* Start Extracted information *

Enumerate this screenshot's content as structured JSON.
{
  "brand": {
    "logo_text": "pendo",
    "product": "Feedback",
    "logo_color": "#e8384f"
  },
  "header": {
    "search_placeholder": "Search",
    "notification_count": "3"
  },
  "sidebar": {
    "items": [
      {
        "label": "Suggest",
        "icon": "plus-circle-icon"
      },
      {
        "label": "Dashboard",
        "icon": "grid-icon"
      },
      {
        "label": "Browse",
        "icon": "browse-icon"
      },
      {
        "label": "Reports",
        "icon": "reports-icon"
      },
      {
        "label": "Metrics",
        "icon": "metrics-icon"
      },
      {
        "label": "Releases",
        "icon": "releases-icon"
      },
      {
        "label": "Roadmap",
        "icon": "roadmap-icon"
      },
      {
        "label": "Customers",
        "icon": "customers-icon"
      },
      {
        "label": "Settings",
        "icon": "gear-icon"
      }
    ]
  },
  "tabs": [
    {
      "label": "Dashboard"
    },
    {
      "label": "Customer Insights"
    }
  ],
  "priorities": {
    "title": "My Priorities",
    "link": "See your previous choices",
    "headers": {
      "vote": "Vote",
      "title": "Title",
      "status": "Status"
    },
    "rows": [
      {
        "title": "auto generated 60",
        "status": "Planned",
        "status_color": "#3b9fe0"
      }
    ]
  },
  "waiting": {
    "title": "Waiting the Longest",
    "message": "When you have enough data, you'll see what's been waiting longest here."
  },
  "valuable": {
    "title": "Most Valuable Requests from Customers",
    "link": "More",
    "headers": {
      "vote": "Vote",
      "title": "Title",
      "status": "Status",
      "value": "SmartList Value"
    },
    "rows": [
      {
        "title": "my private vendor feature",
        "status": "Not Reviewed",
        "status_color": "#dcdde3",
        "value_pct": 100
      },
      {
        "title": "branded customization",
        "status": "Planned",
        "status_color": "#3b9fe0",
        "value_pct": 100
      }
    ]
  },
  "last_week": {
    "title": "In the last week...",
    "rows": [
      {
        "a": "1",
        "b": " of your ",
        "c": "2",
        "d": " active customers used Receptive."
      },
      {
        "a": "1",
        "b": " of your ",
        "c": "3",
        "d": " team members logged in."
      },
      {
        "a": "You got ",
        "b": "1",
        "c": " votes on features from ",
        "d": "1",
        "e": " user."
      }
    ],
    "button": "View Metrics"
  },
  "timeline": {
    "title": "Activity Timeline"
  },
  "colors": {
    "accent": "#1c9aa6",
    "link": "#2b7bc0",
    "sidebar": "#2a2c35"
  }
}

* End Extracted information *

Work to complete >>
Show each line of the listing that holds the string "icon".

Written response >>
        "icon": "plus-circle-icon"
        "icon": "grid-icon"
        "icon": "browse-icon"
        "icon": "reports-icon"
        "icon": "metrics-icon"
        "icon": "releases-icon"
        "icon": "roadmap-icon"
        "icon": "customers-icon"
        "icon": "gear-icon"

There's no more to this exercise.